begin Recorded information

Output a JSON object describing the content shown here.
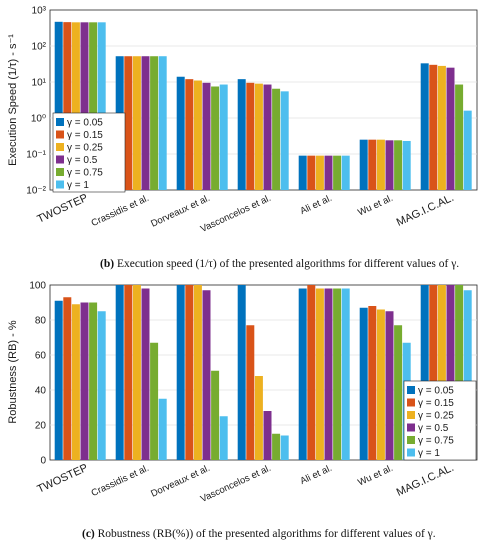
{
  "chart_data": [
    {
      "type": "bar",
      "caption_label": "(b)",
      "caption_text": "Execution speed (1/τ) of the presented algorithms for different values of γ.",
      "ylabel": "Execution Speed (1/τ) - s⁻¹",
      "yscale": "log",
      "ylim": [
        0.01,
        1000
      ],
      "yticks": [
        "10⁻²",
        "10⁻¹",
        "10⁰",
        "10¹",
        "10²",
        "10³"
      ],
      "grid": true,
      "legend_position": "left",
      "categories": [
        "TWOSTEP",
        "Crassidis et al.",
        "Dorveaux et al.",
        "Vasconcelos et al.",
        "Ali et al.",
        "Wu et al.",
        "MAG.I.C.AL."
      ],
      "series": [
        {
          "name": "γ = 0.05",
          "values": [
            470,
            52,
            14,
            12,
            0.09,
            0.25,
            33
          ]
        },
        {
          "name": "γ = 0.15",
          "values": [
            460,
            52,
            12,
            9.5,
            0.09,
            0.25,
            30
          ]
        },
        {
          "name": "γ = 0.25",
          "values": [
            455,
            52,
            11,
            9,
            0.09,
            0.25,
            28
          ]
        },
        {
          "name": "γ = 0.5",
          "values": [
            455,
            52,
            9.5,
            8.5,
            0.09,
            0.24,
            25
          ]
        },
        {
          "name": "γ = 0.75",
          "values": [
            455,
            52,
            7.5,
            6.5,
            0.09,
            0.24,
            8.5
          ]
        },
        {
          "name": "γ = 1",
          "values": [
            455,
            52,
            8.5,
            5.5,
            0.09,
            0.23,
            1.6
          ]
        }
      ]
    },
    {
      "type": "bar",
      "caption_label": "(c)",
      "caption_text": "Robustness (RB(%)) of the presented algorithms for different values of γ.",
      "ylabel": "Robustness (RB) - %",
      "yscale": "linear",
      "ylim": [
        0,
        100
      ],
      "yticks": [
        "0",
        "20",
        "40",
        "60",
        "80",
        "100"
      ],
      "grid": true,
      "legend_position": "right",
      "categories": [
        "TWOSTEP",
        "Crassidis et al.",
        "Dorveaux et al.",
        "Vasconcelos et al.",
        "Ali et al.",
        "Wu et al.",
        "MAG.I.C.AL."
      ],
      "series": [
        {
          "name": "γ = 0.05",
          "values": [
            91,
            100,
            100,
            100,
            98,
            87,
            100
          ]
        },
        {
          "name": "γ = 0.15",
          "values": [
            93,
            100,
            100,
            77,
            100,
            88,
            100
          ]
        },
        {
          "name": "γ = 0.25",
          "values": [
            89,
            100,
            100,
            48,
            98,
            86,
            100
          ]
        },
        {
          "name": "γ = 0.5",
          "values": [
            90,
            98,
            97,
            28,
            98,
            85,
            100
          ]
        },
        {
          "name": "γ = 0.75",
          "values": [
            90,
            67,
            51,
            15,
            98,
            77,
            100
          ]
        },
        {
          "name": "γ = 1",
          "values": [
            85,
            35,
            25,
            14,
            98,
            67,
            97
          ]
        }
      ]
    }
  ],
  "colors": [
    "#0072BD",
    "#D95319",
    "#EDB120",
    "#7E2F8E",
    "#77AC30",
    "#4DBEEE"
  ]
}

end Recorded information
begin Recorded information

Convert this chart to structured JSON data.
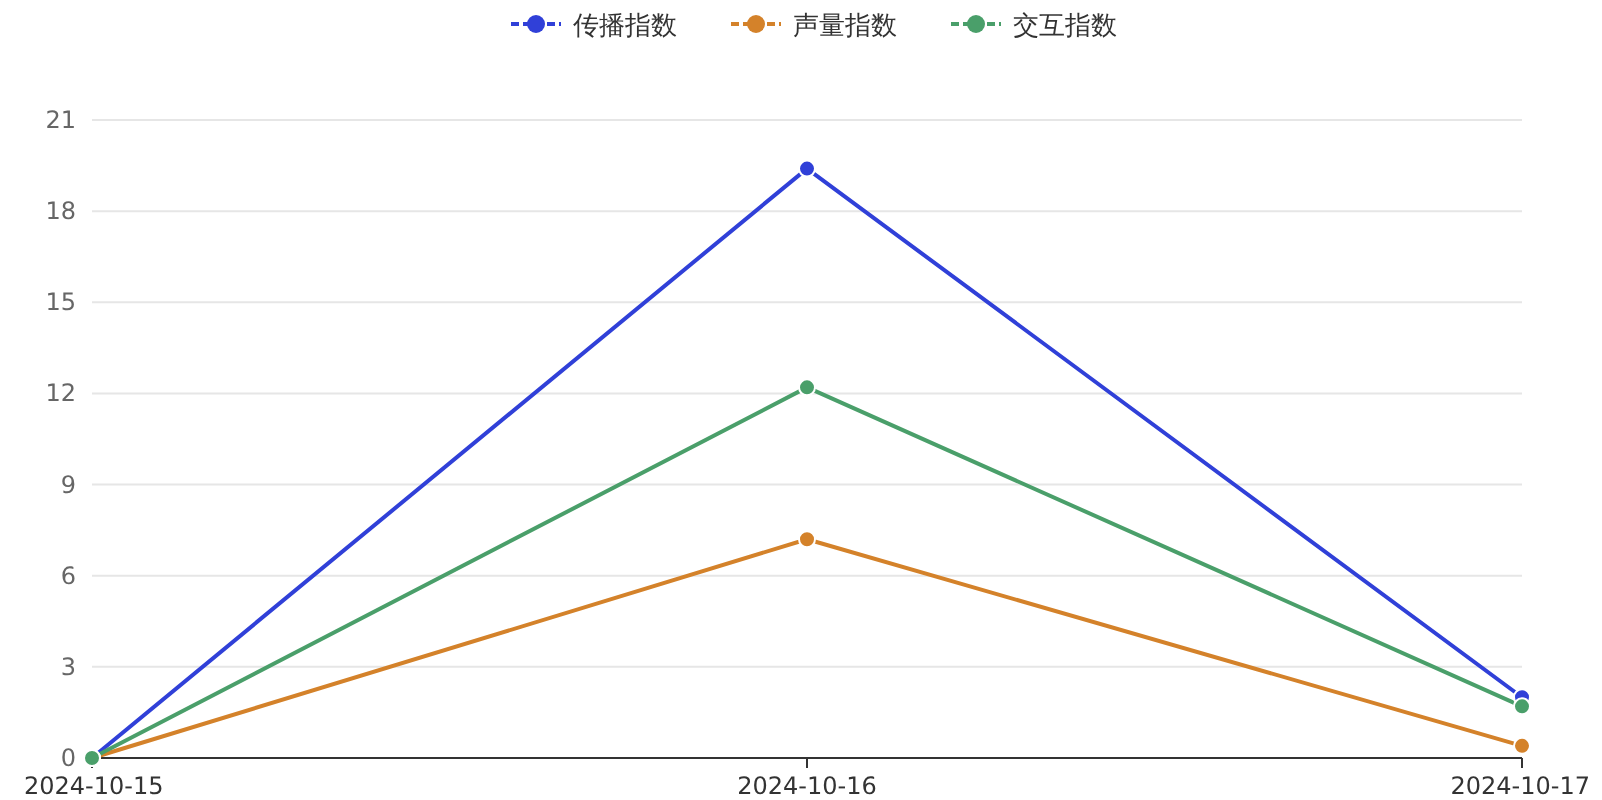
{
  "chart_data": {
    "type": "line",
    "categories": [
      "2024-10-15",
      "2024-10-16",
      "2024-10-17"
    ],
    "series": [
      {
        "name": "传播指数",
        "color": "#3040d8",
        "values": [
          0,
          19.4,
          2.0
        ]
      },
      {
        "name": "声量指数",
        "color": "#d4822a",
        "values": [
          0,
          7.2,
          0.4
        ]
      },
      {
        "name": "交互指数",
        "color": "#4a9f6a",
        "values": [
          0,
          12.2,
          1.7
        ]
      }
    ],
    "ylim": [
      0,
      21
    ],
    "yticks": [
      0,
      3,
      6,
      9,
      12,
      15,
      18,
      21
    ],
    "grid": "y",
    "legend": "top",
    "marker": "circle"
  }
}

end Recorded information
begin Recorded information

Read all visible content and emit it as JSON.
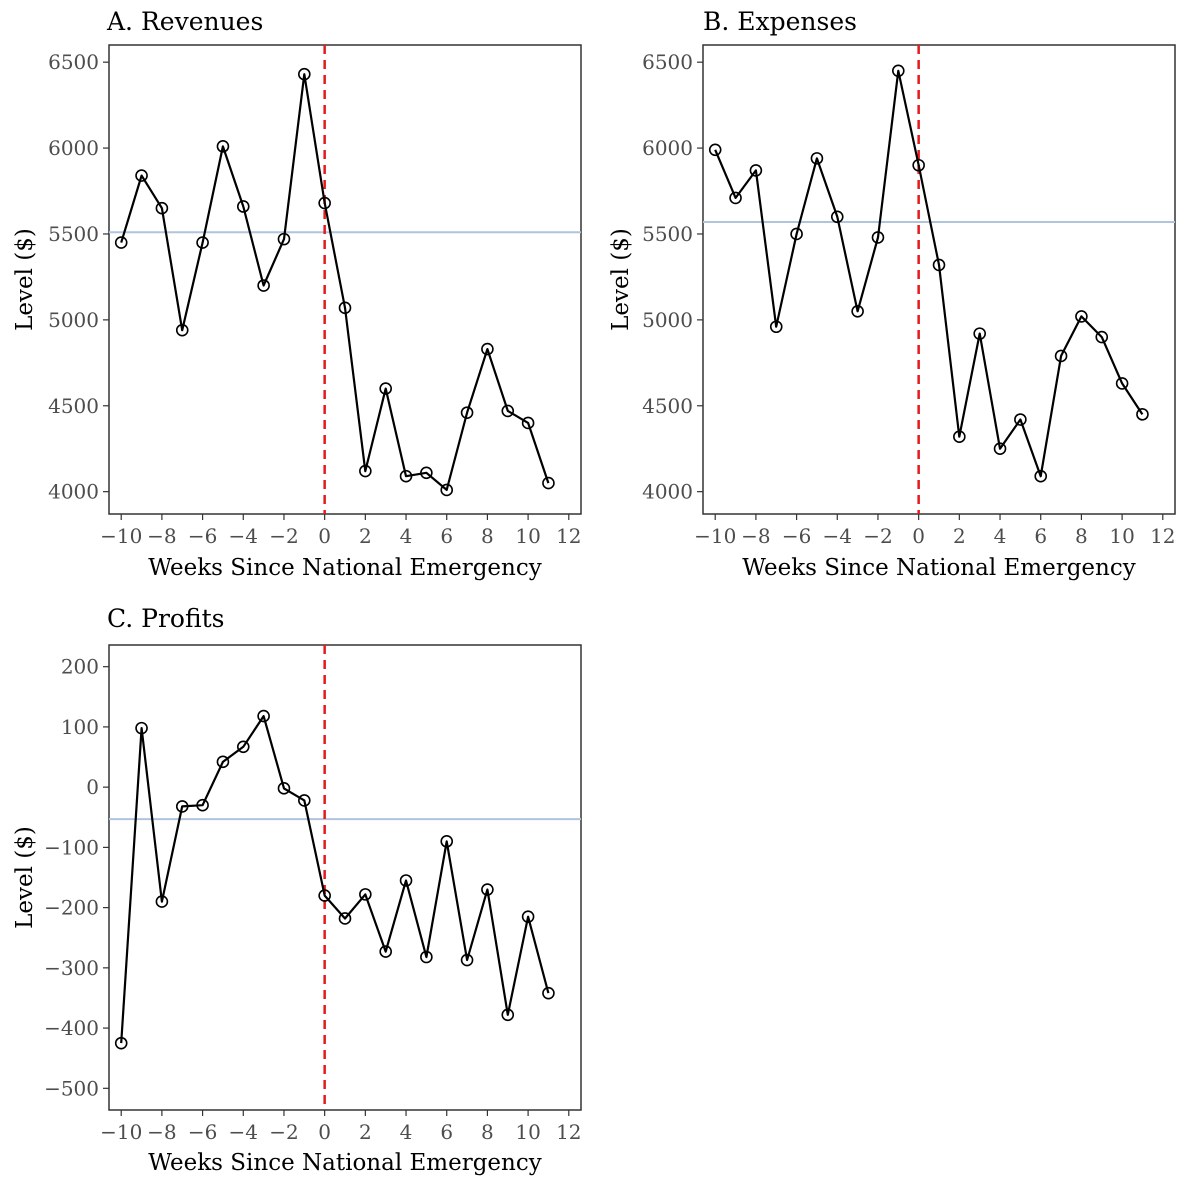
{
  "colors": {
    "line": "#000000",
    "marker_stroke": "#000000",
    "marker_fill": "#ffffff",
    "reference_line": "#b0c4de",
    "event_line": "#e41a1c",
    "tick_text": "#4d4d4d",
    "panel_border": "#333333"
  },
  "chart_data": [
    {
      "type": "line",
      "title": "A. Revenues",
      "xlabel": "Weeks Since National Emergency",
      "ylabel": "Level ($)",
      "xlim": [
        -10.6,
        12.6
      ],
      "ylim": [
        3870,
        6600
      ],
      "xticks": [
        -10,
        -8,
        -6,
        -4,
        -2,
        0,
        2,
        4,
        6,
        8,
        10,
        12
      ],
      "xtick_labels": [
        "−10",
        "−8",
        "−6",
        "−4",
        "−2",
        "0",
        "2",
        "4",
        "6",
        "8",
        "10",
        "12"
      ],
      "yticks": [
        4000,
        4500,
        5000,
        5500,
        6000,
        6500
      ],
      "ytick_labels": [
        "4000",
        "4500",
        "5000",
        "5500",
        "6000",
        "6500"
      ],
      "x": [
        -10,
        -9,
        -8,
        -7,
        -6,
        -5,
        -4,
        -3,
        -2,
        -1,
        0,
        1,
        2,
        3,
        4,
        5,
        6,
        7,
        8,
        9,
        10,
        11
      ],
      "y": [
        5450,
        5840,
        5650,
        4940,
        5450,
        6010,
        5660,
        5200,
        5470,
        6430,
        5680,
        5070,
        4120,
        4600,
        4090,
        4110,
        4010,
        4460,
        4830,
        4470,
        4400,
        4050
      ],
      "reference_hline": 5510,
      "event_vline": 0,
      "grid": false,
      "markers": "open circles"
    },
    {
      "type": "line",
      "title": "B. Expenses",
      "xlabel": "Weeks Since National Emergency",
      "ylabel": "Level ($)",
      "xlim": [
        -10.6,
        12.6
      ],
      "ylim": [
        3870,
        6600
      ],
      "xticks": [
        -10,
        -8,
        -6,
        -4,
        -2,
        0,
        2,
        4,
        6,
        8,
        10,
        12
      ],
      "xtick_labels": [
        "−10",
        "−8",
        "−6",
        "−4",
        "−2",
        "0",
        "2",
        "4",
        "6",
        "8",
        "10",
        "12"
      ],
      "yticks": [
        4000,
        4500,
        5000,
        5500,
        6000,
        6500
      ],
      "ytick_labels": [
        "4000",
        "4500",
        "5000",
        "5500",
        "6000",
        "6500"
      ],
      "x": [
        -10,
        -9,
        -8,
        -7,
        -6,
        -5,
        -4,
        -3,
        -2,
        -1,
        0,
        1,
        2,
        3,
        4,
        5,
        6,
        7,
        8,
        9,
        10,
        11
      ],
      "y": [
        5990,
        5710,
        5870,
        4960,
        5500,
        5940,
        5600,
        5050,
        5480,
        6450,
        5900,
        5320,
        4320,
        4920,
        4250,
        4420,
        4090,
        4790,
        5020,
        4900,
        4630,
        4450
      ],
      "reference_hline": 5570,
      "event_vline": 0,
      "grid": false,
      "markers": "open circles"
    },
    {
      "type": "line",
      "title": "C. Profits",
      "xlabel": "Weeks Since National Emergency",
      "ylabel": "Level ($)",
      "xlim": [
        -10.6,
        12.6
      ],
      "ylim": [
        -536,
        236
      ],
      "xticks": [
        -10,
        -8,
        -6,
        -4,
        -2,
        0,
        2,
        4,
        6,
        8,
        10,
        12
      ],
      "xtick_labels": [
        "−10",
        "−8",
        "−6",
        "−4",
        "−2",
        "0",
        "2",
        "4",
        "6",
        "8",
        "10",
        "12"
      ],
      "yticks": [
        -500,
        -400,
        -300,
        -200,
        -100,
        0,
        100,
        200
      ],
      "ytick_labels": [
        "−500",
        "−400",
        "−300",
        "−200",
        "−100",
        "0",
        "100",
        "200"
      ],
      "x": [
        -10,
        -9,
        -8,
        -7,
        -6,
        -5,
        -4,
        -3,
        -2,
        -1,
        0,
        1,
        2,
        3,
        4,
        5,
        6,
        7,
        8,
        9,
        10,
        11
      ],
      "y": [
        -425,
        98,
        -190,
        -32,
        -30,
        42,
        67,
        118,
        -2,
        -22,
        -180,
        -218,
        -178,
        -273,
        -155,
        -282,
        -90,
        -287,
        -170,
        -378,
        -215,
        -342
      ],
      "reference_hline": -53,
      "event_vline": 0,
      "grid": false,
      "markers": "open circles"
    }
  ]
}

end Recorded information

> Challenge
Scan the entries above. Copy each line that has the string "presented".

> Task output
      "caption_text": "Execution speed (1/τ) of the presented algorithms for different values of γ.",
      "caption_text": "Robustness (RB(%)) of the presented algorithms for different values of γ.",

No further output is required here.